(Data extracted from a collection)
=====

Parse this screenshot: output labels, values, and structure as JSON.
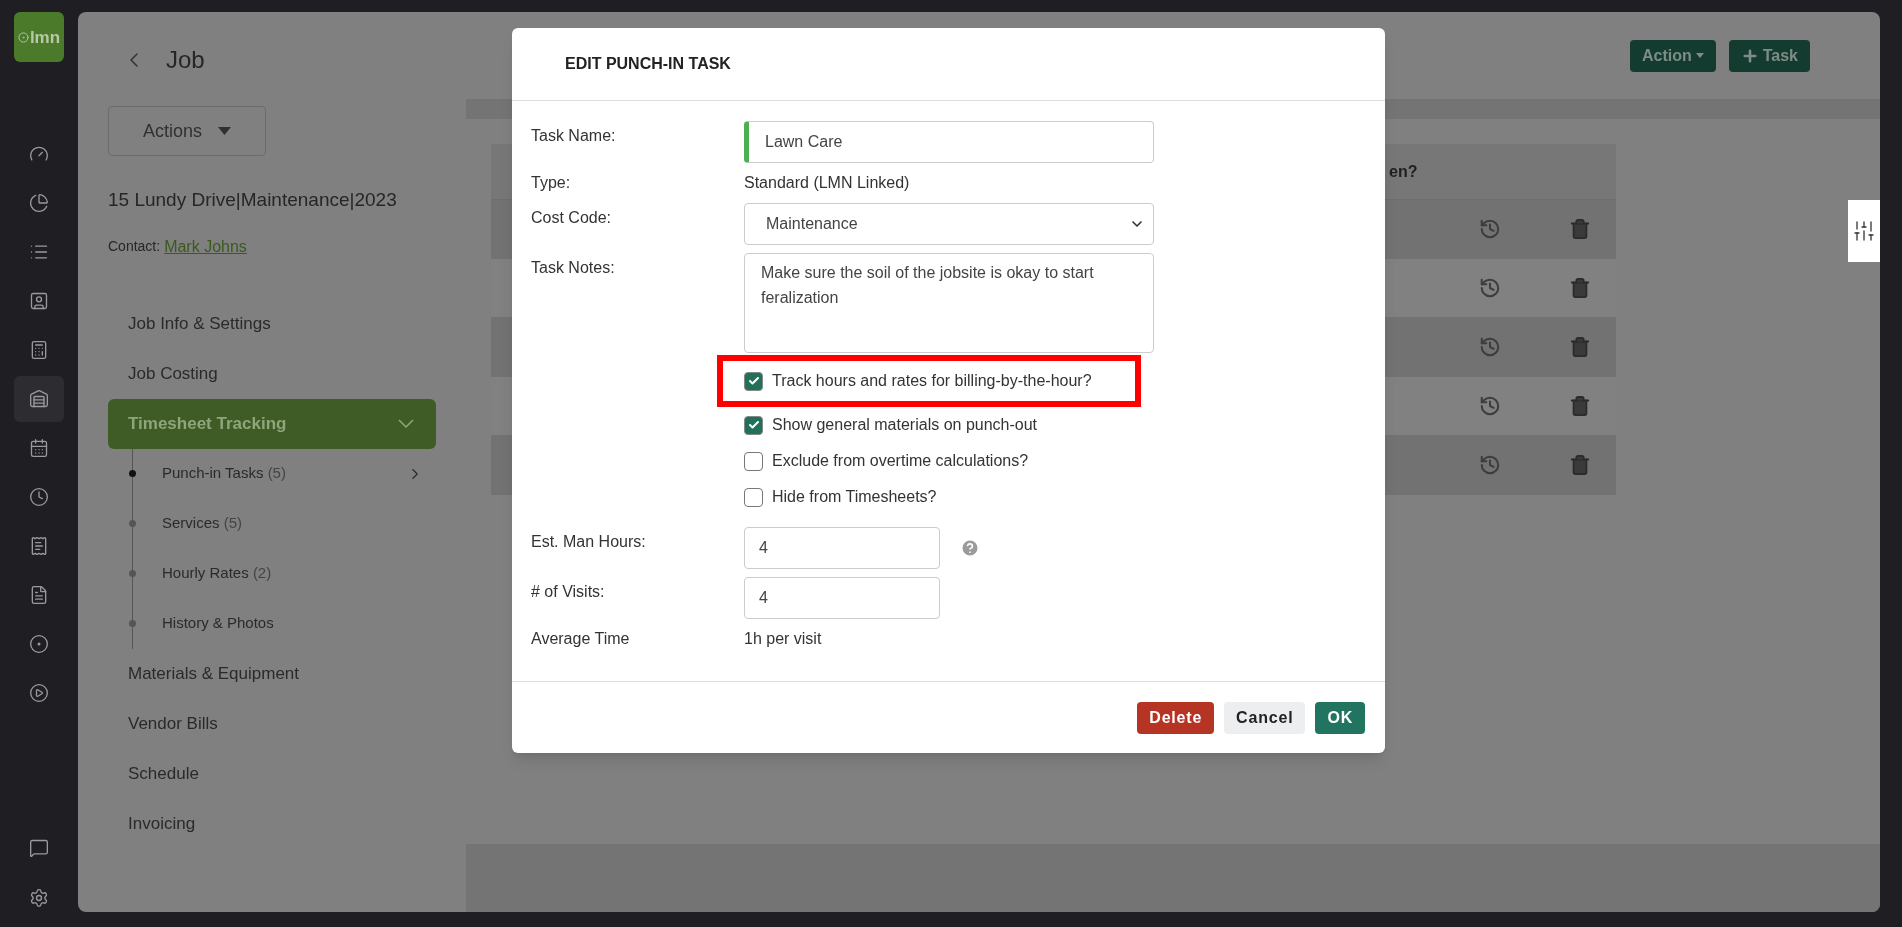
{
  "rail": {
    "logo": "lmn",
    "items": [
      {
        "selected": false
      },
      {
        "selected": false
      },
      {
        "selected": false
      },
      {
        "selected": false
      },
      {
        "selected": false
      },
      {
        "selected": true
      },
      {
        "selected": false
      },
      {
        "selected": false
      },
      {
        "selected": false
      },
      {
        "selected": false
      },
      {
        "selected": false
      },
      {
        "selected": false
      }
    ],
    "bottom_items": [
      {
        "selected": false
      },
      {
        "selected": false
      }
    ]
  },
  "job_panel": {
    "title": "Job",
    "actions_button": "Actions",
    "job_name": "15 Lundy Drive|Maintenance|2023",
    "contact_label": "Contact:",
    "contact_name": "Mark Johns",
    "nav": [
      {
        "label": "Job Info & Settings",
        "selected": false
      },
      {
        "label": "Job Costing",
        "selected": false
      },
      {
        "label": "Timesheet Tracking",
        "selected": true,
        "expanded": true,
        "children": [
          {
            "label": "Punch-in Tasks",
            "count": "(5)",
            "selected": true
          },
          {
            "label": "Services",
            "count": "(5)",
            "selected": false
          },
          {
            "label": "Hourly Rates",
            "count": "(2)",
            "selected": false
          },
          {
            "label": "History & Photos",
            "selected": false
          }
        ]
      },
      {
        "label": "Materials & Equipment",
        "selected": false
      },
      {
        "label": "Vendor Bills",
        "selected": false
      },
      {
        "label": "Schedule",
        "selected": false
      },
      {
        "label": "Invoicing",
        "selected": false
      }
    ]
  },
  "toolbar": {
    "buttons": [
      {
        "label": "Action",
        "kind": "dropdown"
      },
      {
        "label": "Task",
        "kind": "add"
      }
    ]
  },
  "table": {
    "column_header": "en?",
    "rows": [
      {
        "shaded": true
      },
      {
        "shaded": false
      },
      {
        "shaded": true
      },
      {
        "shaded": false
      },
      {
        "shaded": true
      }
    ]
  },
  "dialog": {
    "title": "EDIT PUNCH-IN TASK",
    "fields": [
      {
        "label": "Task Name:",
        "kind": "input",
        "value": "Lawn Care",
        "accent": true
      },
      {
        "label": "Type:",
        "kind": "text",
        "value": "Standard (LMN Linked)"
      },
      {
        "label": "Cost Code:",
        "kind": "select",
        "value": "Maintenance"
      },
      {
        "label": "Task Notes:",
        "kind": "textarea",
        "value": "Make sure the soil of the jobsite is okay to start feralization"
      }
    ],
    "options": [
      {
        "label": "Track hours and rates for billing-by-the-hour?",
        "checked": true,
        "highlighted": true
      },
      {
        "label": "Show general materials on punch-out",
        "checked": true,
        "highlighted": false
      },
      {
        "label": "Exclude from overtime calculations?",
        "checked": false,
        "highlighted": false
      },
      {
        "label": "Hide from Timesheets?",
        "checked": false,
        "highlighted": false
      }
    ],
    "more_fields": [
      {
        "label": "Est. Man Hours:",
        "kind": "input",
        "value": "4",
        "help": true
      },
      {
        "label": "# of Visits:",
        "kind": "input",
        "value": "4",
        "help": false
      },
      {
        "label": "Average Time",
        "kind": "text",
        "value": "1h per visit"
      }
    ],
    "buttons": [
      {
        "label": "Delete",
        "kind": "danger"
      },
      {
        "label": "Cancel",
        "kind": "secondary"
      },
      {
        "label": "OK",
        "kind": "primary"
      }
    ]
  }
}
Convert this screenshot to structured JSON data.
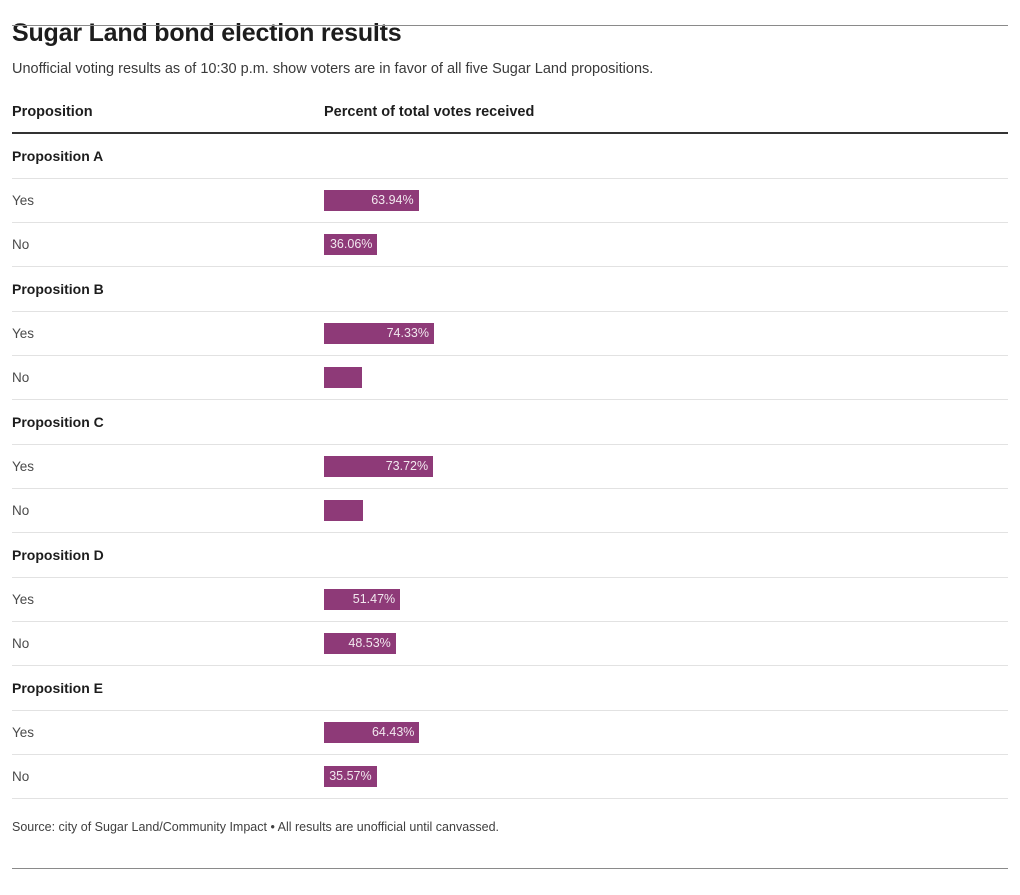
{
  "header": {
    "title": "Sugar Land bond election results",
    "subtitle": "Unofficial voting results as of 10:30 p.m. show voters are in favor of all five Sugar Land propositions."
  },
  "table": {
    "columns": {
      "proposition": "Proposition",
      "percent": "Percent of total votes received"
    }
  },
  "footer": {
    "source": "Source: city of Sugar Land/Community Impact • All results are unofficial until canvassed."
  },
  "colors": {
    "bar": "#8e3a78",
    "bar_label": "#f2e8ef",
    "header_rule": "#333333",
    "row_divider": "#e2e2e2",
    "page_rule": "#8a8a8a"
  },
  "chart_data": {
    "type": "bar",
    "title": "Sugar Land bond election results",
    "subtitle": "Unofficial voting results as of 10:30 p.m. show voters are in favor of all five Sugar Land propositions.",
    "xlabel": "Percent of total votes received",
    "ylabel": "Proposition",
    "orientation": "horizontal",
    "xlim": [
      0,
      100
    ],
    "grid": false,
    "legend": "none",
    "unit": "%",
    "source": "Source: city of Sugar Land/Community Impact • All results are unofficial until canvassed.",
    "groups": [
      {
        "name": "Proposition A",
        "rows": [
          {
            "label": "Yes",
            "value": 63.94,
            "display": "63.94%",
            "label_visible": true
          },
          {
            "label": "No",
            "value": 36.06,
            "display": "36.06%",
            "label_visible": true
          }
        ]
      },
      {
        "name": "Proposition B",
        "rows": [
          {
            "label": "Yes",
            "value": 74.33,
            "display": "74.33%",
            "label_visible": true
          },
          {
            "label": "No",
            "value": 25.67,
            "display": "25.67%",
            "label_visible": false
          }
        ]
      },
      {
        "name": "Proposition C",
        "rows": [
          {
            "label": "Yes",
            "value": 73.72,
            "display": "73.72%",
            "label_visible": true
          },
          {
            "label": "No",
            "value": 26.28,
            "display": "26.28%",
            "label_visible": false
          }
        ]
      },
      {
        "name": "Proposition D",
        "rows": [
          {
            "label": "Yes",
            "value": 51.47,
            "display": "51.47%",
            "label_visible": true
          },
          {
            "label": "No",
            "value": 48.53,
            "display": "48.53%",
            "label_visible": true
          }
        ]
      },
      {
        "name": "Proposition E",
        "rows": [
          {
            "label": "Yes",
            "value": 64.43,
            "display": "64.43%",
            "label_visible": true
          },
          {
            "label": "No",
            "value": 35.57,
            "display": "35.57%",
            "label_visible": true
          }
        ]
      }
    ]
  }
}
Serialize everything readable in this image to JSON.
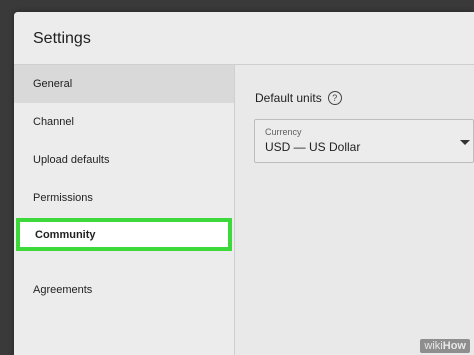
{
  "dialog": {
    "title": "Settings"
  },
  "sidebar": {
    "items": [
      {
        "label": "General"
      },
      {
        "label": "Channel"
      },
      {
        "label": "Upload defaults"
      },
      {
        "label": "Permissions"
      },
      {
        "label": "Community"
      },
      {
        "label": "Agreements"
      }
    ],
    "active_item": "General",
    "highlighted_item": "Community",
    "highlight_color": "#3dd83a"
  },
  "content": {
    "section_title": "Default units",
    "help_icon": "help-circle-icon",
    "currency": {
      "label": "Currency",
      "value": "USD — US Dollar"
    }
  },
  "watermark": {
    "prefix": "wiki",
    "suffix": "How"
  }
}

=====

### Work to do
State the number of lines that contain the string "kind", with no other words.

### Output for this exercise
12